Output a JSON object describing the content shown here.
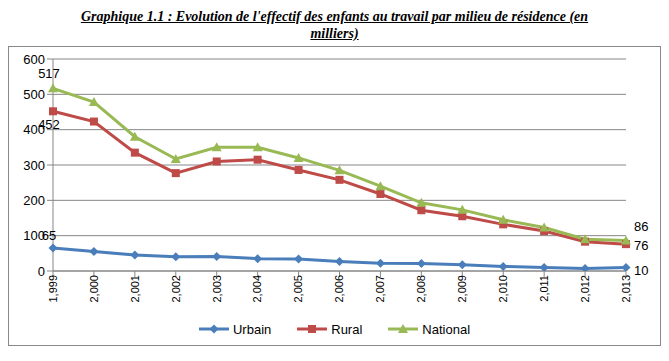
{
  "chart_data": {
    "type": "line",
    "title": "Graphique 1.1 : Evolution de l'effectif des enfants au travail par milieu de résidence (en milliers)",
    "categories": [
      "1,999",
      "2,000",
      "2,001",
      "2,002",
      "2,003",
      "2,004",
      "2,005",
      "2,006",
      "2,007",
      "2,008",
      "2,009",
      "2,010",
      "2,011",
      "2,012",
      "2,013"
    ],
    "series": [
      {
        "name": "Urbain",
        "color": "#4a7ebb",
        "marker": "diamond",
        "line_style": "solid",
        "values": [
          65,
          55,
          45,
          40,
          41,
          35,
          34,
          27,
          22,
          21,
          18,
          13,
          10,
          7,
          10
        ],
        "value_labels": [
          "65",
          null,
          null,
          null,
          null,
          null,
          null,
          null,
          null,
          null,
          null,
          null,
          null,
          null,
          "10"
        ]
      },
      {
        "name": "Rural",
        "color": "#be4b48",
        "marker": "square",
        "line_style": "solid",
        "values": [
          452,
          423,
          335,
          277,
          310,
          315,
          286,
          258,
          218,
          172,
          155,
          132,
          113,
          83,
          76
        ],
        "value_labels": [
          "452",
          null,
          null,
          null,
          null,
          null,
          null,
          null,
          null,
          null,
          null,
          null,
          null,
          null,
          "76"
        ]
      },
      {
        "name": "National",
        "color": "#98b954",
        "marker": "triangle",
        "line_style": "solid",
        "values": [
          517,
          478,
          380,
          317,
          350,
          350,
          320,
          285,
          240,
          193,
          173,
          145,
          123,
          90,
          86
        ],
        "value_labels": [
          "517",
          null,
          null,
          null,
          null,
          null,
          null,
          null,
          null,
          null,
          null,
          null,
          null,
          null,
          "86"
        ]
      }
    ],
    "ylim": [
      0,
      600
    ],
    "yticks": [
      0,
      100,
      200,
      300,
      400,
      500,
      600
    ],
    "grid": true,
    "legend": "bottom"
  }
}
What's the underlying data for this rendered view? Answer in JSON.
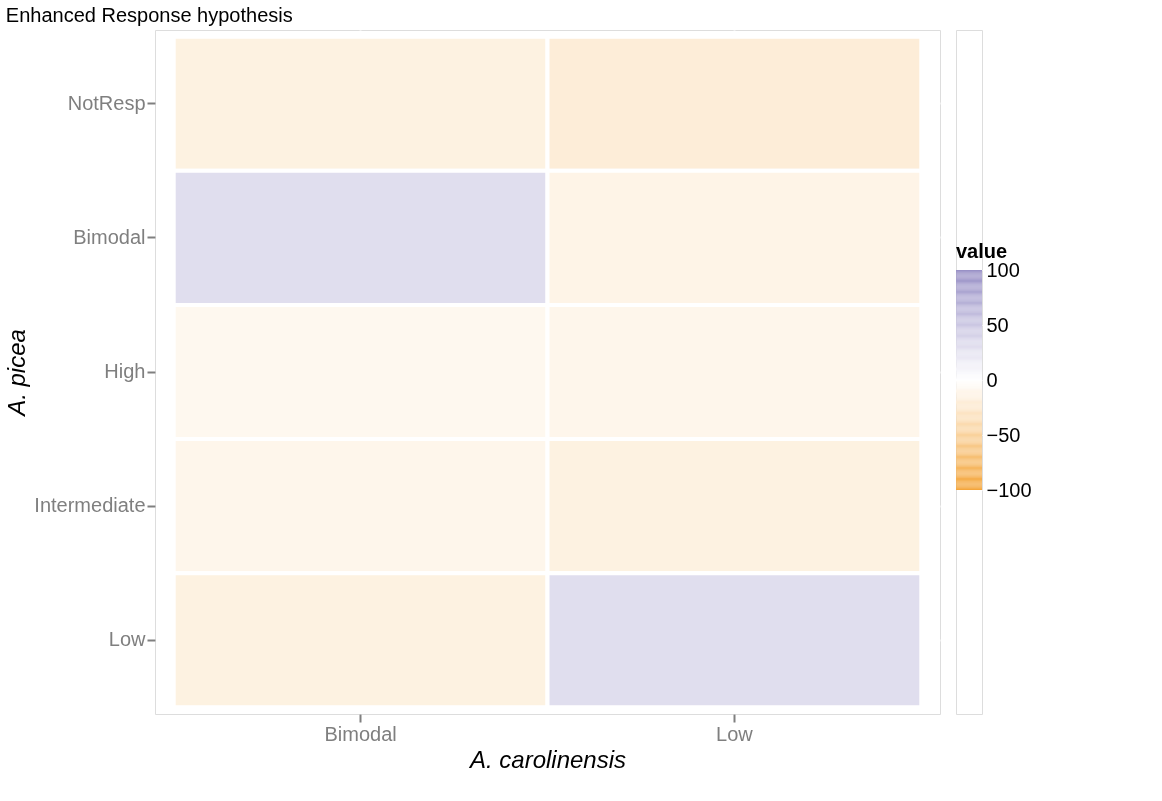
{
  "chart_data": {
    "type": "heatmap",
    "title": "Enhanced Response hypothesis",
    "xlabel": "A. carolinensis",
    "ylabel": "A. picea",
    "legend_title": "value",
    "categories": [
      "Bimodal",
      "Low"
    ],
    "y_categories": [
      "NotResp",
      "Bimodal",
      "High",
      "Intermediate",
      "Low"
    ],
    "cells": [
      [
        -15,
        -20
      ],
      [
        30,
        -12
      ],
      [
        -8,
        -10
      ],
      [
        -10,
        -15
      ],
      [
        -15,
        30
      ]
    ],
    "clim": [
      -100,
      100
    ],
    "cticks": [
      -100,
      -50,
      0,
      50,
      100
    ],
    "grid": true
  }
}
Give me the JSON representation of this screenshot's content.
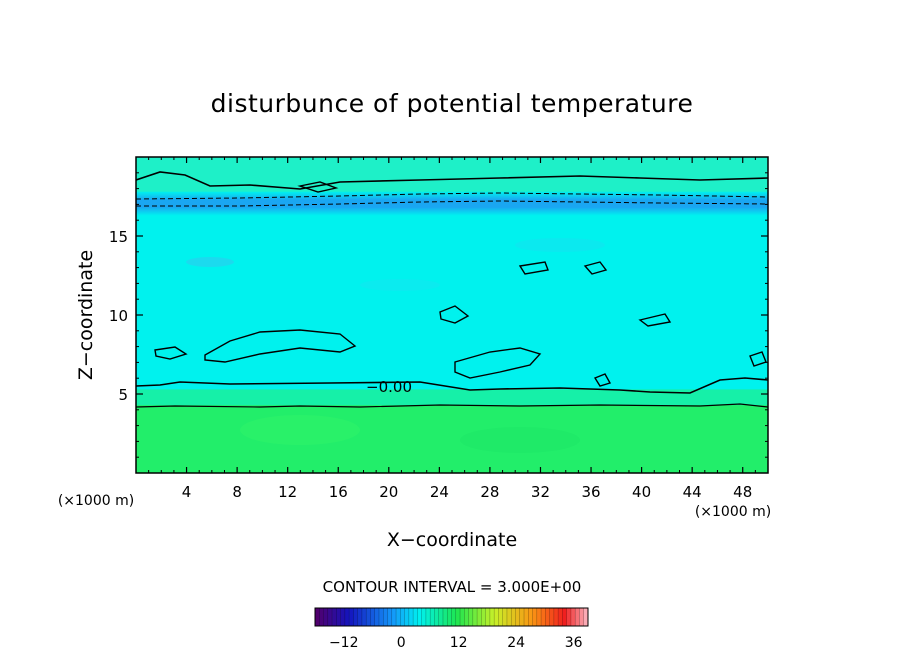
{
  "chart_data": {
    "type": "heatmap",
    "title": "disturbunce of potential temperature",
    "xlabel": "X−coordinate",
    "ylabel": "Z−coordinate",
    "x_unit_left": "(×1000 m)",
    "x_unit_right": "(×1000 m)",
    "xlim": [
      0,
      50
    ],
    "ylim": [
      0,
      20
    ],
    "x_ticks": [
      4,
      8,
      12,
      16,
      20,
      24,
      28,
      32,
      36,
      40,
      44,
      48
    ],
    "x_tick_labels": [
      "4",
      "8",
      "12",
      "16",
      "20",
      "24",
      "28",
      "32",
      "36",
      "40",
      "44",
      "48"
    ],
    "y_ticks": [
      5,
      10,
      15
    ],
    "y_tick_labels": [
      "5",
      "10",
      "15"
    ],
    "contour_label": "−0.00",
    "contour_interval_text": "CONTOUR INTERVAL = 3.000E+00",
    "contour_interval": 3.0,
    "colorbar": {
      "range": [
        -18,
        39
      ],
      "ticks": [
        -12,
        0,
        12,
        24,
        36
      ],
      "tick_labels": [
        "−12",
        "0",
        "12",
        "24",
        "36"
      ]
    },
    "regions": [
      {
        "name": "lower layer",
        "z_range": [
          0,
          4.3
        ],
        "value": 4.5,
        "color": "#22ee6a"
      },
      {
        "name": "transition",
        "z_range": [
          4.3,
          5.3
        ],
        "value": 2.0,
        "color": "#16f0a8"
      },
      {
        "name": "mid layer",
        "z_range": [
          5.3,
          16.3
        ],
        "value": 0.5,
        "color": "#00f2ee"
      },
      {
        "name": "cold band",
        "z_range": [
          16.3,
          17.8
        ],
        "value": -4.0,
        "color": "#18a8f2"
      },
      {
        "name": "upper layer",
        "z_range": [
          17.8,
          20
        ],
        "value": 1.0,
        "color": "#1ef0c8"
      }
    ],
    "grid": false
  }
}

WORK TO BE COMPLETED – Track down every line with the word "coordinate" and copy it.

WRITTEN RESPONSE –
    "xlabel": "X−coordinate",
    "ylabel": "Z−coordinate",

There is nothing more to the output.